_INSTRUCTIONS FOR THE TASK_
In full and without alteration, repeat the material.

_RECORDS FOR THIS EXERCISE_
++++++
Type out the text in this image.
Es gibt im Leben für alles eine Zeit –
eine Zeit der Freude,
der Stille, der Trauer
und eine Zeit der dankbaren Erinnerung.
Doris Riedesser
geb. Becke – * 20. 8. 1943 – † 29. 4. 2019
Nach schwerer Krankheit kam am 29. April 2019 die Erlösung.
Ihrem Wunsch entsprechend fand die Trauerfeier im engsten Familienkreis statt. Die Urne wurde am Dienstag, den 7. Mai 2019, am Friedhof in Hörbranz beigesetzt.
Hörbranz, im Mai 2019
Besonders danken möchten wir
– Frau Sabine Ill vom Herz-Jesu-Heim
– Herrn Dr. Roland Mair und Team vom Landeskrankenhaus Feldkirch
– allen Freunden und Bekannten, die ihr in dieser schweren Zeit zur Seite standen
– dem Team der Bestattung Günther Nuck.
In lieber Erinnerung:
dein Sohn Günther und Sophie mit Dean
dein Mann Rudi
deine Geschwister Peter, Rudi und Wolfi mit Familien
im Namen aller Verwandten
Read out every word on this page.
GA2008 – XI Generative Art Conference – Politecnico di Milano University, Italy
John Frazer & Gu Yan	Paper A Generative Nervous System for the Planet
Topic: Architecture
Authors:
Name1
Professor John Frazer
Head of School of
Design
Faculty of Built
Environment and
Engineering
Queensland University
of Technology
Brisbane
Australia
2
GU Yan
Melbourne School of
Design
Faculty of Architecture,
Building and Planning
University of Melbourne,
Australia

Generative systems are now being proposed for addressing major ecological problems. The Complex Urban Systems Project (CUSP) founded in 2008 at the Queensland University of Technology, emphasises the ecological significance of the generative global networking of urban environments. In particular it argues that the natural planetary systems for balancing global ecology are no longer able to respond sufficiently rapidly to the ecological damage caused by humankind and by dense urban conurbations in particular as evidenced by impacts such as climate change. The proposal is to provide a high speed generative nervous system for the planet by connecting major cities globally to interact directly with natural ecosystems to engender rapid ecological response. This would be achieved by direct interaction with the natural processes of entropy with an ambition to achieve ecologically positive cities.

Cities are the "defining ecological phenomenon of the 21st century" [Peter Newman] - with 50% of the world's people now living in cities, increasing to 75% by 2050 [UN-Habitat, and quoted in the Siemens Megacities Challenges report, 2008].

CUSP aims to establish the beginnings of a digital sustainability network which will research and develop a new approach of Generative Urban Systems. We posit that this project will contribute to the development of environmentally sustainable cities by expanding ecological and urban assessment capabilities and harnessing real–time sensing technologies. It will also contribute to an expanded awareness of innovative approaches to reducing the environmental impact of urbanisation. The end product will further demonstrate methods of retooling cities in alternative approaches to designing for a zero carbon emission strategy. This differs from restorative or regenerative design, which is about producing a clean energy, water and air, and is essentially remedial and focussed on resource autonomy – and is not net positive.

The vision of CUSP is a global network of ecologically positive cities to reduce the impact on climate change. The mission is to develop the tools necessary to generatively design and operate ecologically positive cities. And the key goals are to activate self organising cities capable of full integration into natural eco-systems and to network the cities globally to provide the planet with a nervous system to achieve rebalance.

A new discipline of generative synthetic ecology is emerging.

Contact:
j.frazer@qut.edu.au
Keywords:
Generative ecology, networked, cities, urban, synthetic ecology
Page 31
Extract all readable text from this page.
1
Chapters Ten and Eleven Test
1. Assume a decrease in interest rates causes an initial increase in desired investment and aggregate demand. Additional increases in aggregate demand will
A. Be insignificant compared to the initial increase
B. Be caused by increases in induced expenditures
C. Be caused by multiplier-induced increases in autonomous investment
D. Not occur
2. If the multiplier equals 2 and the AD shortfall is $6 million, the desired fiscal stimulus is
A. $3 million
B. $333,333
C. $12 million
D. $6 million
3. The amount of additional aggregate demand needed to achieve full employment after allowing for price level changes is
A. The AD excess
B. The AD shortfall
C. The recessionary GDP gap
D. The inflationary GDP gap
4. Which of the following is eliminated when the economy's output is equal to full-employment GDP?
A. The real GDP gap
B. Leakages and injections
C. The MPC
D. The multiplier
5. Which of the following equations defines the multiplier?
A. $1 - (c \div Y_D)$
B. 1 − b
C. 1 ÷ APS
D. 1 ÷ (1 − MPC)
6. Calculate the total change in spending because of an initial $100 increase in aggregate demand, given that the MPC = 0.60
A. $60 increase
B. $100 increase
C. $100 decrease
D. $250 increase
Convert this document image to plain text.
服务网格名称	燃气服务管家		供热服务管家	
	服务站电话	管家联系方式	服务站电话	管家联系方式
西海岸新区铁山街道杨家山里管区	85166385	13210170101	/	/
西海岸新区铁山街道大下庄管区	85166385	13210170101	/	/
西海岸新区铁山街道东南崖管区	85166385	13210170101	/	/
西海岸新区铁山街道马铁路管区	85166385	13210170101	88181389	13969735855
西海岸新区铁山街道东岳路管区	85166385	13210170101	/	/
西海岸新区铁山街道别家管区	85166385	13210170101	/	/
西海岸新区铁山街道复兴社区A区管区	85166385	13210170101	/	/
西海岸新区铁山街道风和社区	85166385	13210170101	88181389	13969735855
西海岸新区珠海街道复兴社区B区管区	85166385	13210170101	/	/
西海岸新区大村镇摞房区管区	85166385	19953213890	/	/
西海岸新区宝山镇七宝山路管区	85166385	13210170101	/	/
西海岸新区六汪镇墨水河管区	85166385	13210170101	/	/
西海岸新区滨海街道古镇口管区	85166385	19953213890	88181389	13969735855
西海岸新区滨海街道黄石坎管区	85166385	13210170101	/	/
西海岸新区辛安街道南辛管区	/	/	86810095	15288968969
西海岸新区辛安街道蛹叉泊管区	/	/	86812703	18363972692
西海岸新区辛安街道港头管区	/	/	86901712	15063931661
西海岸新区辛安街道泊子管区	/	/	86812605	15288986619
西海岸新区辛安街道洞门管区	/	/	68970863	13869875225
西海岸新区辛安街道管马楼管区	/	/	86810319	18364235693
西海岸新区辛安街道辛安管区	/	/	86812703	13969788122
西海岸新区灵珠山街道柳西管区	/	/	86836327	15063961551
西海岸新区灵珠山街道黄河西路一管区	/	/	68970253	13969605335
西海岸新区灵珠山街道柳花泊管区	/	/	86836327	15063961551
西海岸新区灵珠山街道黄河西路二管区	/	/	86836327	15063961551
++++++
_OUTPUT BELOW_
Type out the text in this image.
Es gibt im Leben für alles eine Zeit –
eine Zeit der Freude,
der Stille, der Trauer
und eine Zeit der dankbaren Erinnerung.
Doris Riedesser
geb. Becke – * 20. 8. 1943 – † 29. 4. 2019
Nach schwerer Krankheit kam am 29. April 2019 die Erlösung.
Ihrem Wunsch entsprechend fand die Trauerfeier im engsten Familienkreis statt. Die Urne wurde am Dienstag, den 7. Mai 2019, am Friedhof in Hörbranz beigesetzt.
Hörbranz, im Mai 2019
Besonders danken möchten wir
– Frau Sabine Ill vom Herz-Jesu-Heim
– Herrn Dr. Roland Mair und Team vom Landeskrankenhaus Feldkirch
– allen Freunden und Bekannten, die ihr in dieser schweren Zeit zur Seite standen
– dem Team der Bestattung Günther Nuck.
In lieber Erinnerung:
dein Sohn Günther und Sophie mit Dean
dein Mann Rudi
deine Geschwister Peter, Rudi und Wolfi mit Familien
im Namen aller Verwandten
Read out every word on this page.
GA2008 – XI Generative Art Conference – Politecnico di Milano University, Italy
John Frazer & Gu Yan	Paper A Generative Nervous System for the Planet
Topic: Architecture
Authors:
Name1
Professor John Frazer
Head of School of
Design
Faculty of Built
Environment and
Engineering
Queensland University
of Technology
Brisbane
Australia
2
GU Yan
Melbourne School of
Design
Faculty of Architecture,
Building and Planning
University of Melbourne,
Australia

Generative systems are now being proposed for addressing major ecological problems. The Complex Urban Systems Project (CUSP) founded in 2008 at the Queensland University of Technology, emphasises the ecological significance of the generative global networking of urban environments. In particular it argues that the natural planetary systems for balancing global ecology are no longer able to respond sufficiently rapidly to the ecological damage caused by humankind and by dense urban conurbations in particular as evidenced by impacts such as climate change. The proposal is to provide a high speed generative nervous system for the planet by connecting major cities globally to interact directly with natural ecosystems to engender rapid ecological response. This would be achieved by direct interaction with the natural processes of entropy with an ambition to achieve ecologically positive cities.

Cities are the "defining ecological phenomenon of the 21st century" [Peter Newman] - with 50% of the world's people now living in cities, increasing to 75% by 2050 [UN-Habitat, and quoted in the Siemens Megacities Challenges report, 2008].

CUSP aims to establish the beginnings of a digital sustainability network which will research and develop a new approach of Generative Urban Systems. We posit that this project will contribute to the development of environmentally sustainable cities by expanding ecological and urban assessment capabilities and harnessing real–time sensing technologies. It will also contribute to an expanded awareness of innovative approaches to reducing the environmental impact of urbanisation. The end product will further demonstrate methods of retooling cities in alternative approaches to designing for a zero carbon emission strategy. This differs from restorative or regenerative design, which is about producing a clean energy, water and air, and is essentially remedial and focussed on resource autonomy – and is not net positive.

The vision of CUSP is a global network of ecologically positive cities to reduce the impact on climate change. The mission is to develop the tools necessary to generatively design and operate ecologically positive cities. And the key goals are to activate self organising cities capable of full integration into natural eco-systems and to network the cities globally to provide the planet with a nervous system to achieve rebalance.

A new discipline of generative synthetic ecology is emerging.

Contact:
j.frazer@qut.edu.au
Keywords:
Generative ecology, networked, cities, urban, synthetic ecology
Page 31
Extract all readable text from this page.
1
Chapters Ten and Eleven Test
1. Assume a decrease in interest rates causes an initial increase in desired investment and aggregate demand. Additional increases in aggregate demand will
A. Be insignificant compared to the initial increase
B. Be caused by increases in induced expenditures
C. Be caused by multiplier-induced increases in autonomous investment
D. Not occur
2. If the multiplier equals 2 and the AD shortfall is $6 million, the desired fiscal stimulus is
A. $3 million
B. $333,333
C. $12 million
D. $6 million
3. The amount of additional aggregate demand needed to achieve full employment after allowing for price level changes is
A. The AD excess
B. The AD shortfall
C. The recessionary GDP gap
D. The inflationary GDP gap
4. Which of the following is eliminated when the economy's output is equal to full-employment GDP?
A. The real GDP gap
B. Leakages and injections
C. The MPC
D. The multiplier
5. Which of the following equations defines the multiplier?
A. $1 - (c \div Y_D)$
B. 1 − b
C. 1 ÷ APS
D. 1 ÷ (1 − MPC)
6. Calculate the total change in spending because of an initial $100 increase in aggregate demand, given that the MPC = 0.60
A. $60 increase
B. $100 increase
C. $100 decrease
D. $250 increase
Convert this document image to plain text.
服务网格名称	燃气服务管家		供热服务管家	
	服务站电话	管家联系方式	服务站电话	管家联系方式
西海岸新区铁山街道杨家山里管区	85166385	13210170101	/	/
西海岸新区铁山街道大下庄管区	85166385	13210170101	/	/
西海岸新区铁山街道东南崖管区	85166385	13210170101	/	/
西海岸新区铁山街道马铁路管区	85166385	13210170101	88181389	13969735855
西海岸新区铁山街道东岳路管区	85166385	13210170101	/	/
西海岸新区铁山街道别家管区	85166385	13210170101	/	/
西海岸新区铁山街道复兴社区A区管区	85166385	13210170101	/	/
西海岸新区铁山街道风和社区	85166385	13210170101	88181389	13969735855
西海岸新区珠海街道复兴社区B区管区	85166385	13210170101	/	/
西海岸新区大村镇摞房区管区	85166385	19953213890	/	/
西海岸新区宝山镇七宝山路管区	85166385	13210170101	/	/
西海岸新区六汪镇墨水河管区	85166385	13210170101	/	/
西海岸新区滨海街道古镇口管区	85166385	19953213890	88181389	13969735855
西海岸新区滨海街道黄石坎管区	85166385	13210170101	/	/
西海岸新区辛安街道南辛管区	/	/	86810095	15288968969
西海岸新区辛安街道蛹叉泊管区	/	/	86812703	18363972692
西海岸新区辛安街道港头管区	/	/	86901712	15063931661
西海岸新区辛安街道泊子管区	/	/	86812605	15288986619
西海岸新区辛安街道洞门管区	/	/	68970863	13869875225
西海岸新区辛安街道管马楼管区	/	/	86810319	18364235693
西海岸新区辛安街道辛安管区	/	/	86812703	13969788122
西海岸新区灵珠山街道柳西管区	/	/	86836327	15063961551
西海岸新区灵珠山街道黄河西路一管区	/	/	68970253	13969605335
西海岸新区灵珠山街道柳花泊管区	/	/	86836327	15063961551
西海岸新区灵珠山街道黄河西路二管区	/	/	86836327	15063961551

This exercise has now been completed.